Exercise details:
From the entries below, tally how many lines contain "color" and report only that figure.

Entries supplied:
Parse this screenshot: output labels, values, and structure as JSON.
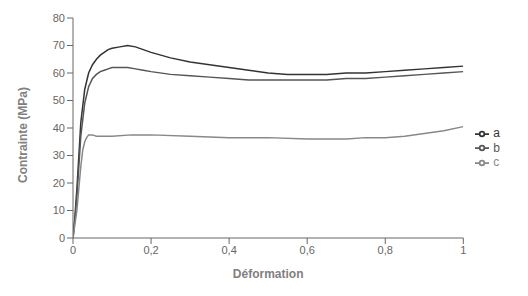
{
  "chart_data": {
    "type": "line",
    "xlabel": "Déformation",
    "ylabel": "Contrainte (MPa)",
    "xlim": [
      0,
      1.0
    ],
    "ylim": [
      0,
      80
    ],
    "xticks": [
      0,
      {
        "value": 0.2,
        "label": "0,2"
      },
      {
        "value": 0.4,
        "label": "0,4"
      },
      {
        "value": 0.6,
        "label": "0,6"
      },
      {
        "value": 0.8,
        "label": "0,8"
      },
      1
    ],
    "yticks": [
      0,
      10,
      20,
      30,
      40,
      50,
      60,
      70,
      80
    ],
    "grid": false,
    "legend": "right",
    "series": [
      {
        "name": "a",
        "color": "#333333",
        "x": [
          0,
          0.005,
          0.01,
          0.015,
          0.02,
          0.03,
          0.04,
          0.05,
          0.06,
          0.07,
          0.08,
          0.09,
          0.1,
          0.12,
          0.14,
          0.16,
          0.18,
          0.2,
          0.25,
          0.3,
          0.35,
          0.4,
          0.45,
          0.5,
          0.55,
          0.6,
          0.65,
          0.7,
          0.75,
          0.8,
          0.85,
          0.9,
          0.95,
          1.0
        ],
        "values": [
          0,
          8,
          18,
          30,
          42,
          54,
          60,
          63,
          65,
          66.5,
          67.5,
          68.5,
          69,
          69.5,
          70,
          69.5,
          68.5,
          67.5,
          65.5,
          64,
          63,
          62,
          61,
          60,
          59.5,
          59.5,
          59.5,
          60,
          60,
          60.5,
          61,
          61.5,
          62,
          62.5
        ]
      },
      {
        "name": "b",
        "color": "#555555",
        "x": [
          0,
          0.005,
          0.01,
          0.015,
          0.02,
          0.03,
          0.04,
          0.05,
          0.06,
          0.07,
          0.08,
          0.09,
          0.1,
          0.12,
          0.14,
          0.16,
          0.18,
          0.2,
          0.25,
          0.3,
          0.35,
          0.4,
          0.45,
          0.5,
          0.55,
          0.6,
          0.65,
          0.7,
          0.75,
          0.8,
          0.85,
          0.9,
          0.95,
          1.0
        ],
        "values": [
          0,
          7,
          15,
          26,
          37,
          49,
          55,
          58,
          59.5,
          60.5,
          61,
          61.5,
          62,
          62,
          62,
          61.5,
          61,
          60.5,
          59.5,
          59,
          58.5,
          58,
          57.5,
          57.5,
          57.5,
          57.5,
          57.5,
          58,
          58,
          58.5,
          59,
          59.5,
          60,
          60.5
        ]
      },
      {
        "name": "c",
        "color": "#888888",
        "x": [
          0,
          0.005,
          0.01,
          0.015,
          0.02,
          0.025,
          0.03,
          0.035,
          0.04,
          0.05,
          0.06,
          0.07,
          0.08,
          0.1,
          0.15,
          0.2,
          0.3,
          0.4,
          0.5,
          0.6,
          0.7,
          0.75,
          0.8,
          0.85,
          0.9,
          0.95,
          1.0
        ],
        "values": [
          0,
          5,
          10,
          18,
          26,
          32,
          35,
          36.5,
          37.5,
          37.5,
          37,
          37,
          37,
          37,
          37.5,
          37.5,
          37,
          36.5,
          36.5,
          36,
          36,
          36.5,
          36.5,
          37,
          38,
          39,
          40.5
        ]
      }
    ]
  }
}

Solution to the exercise:
3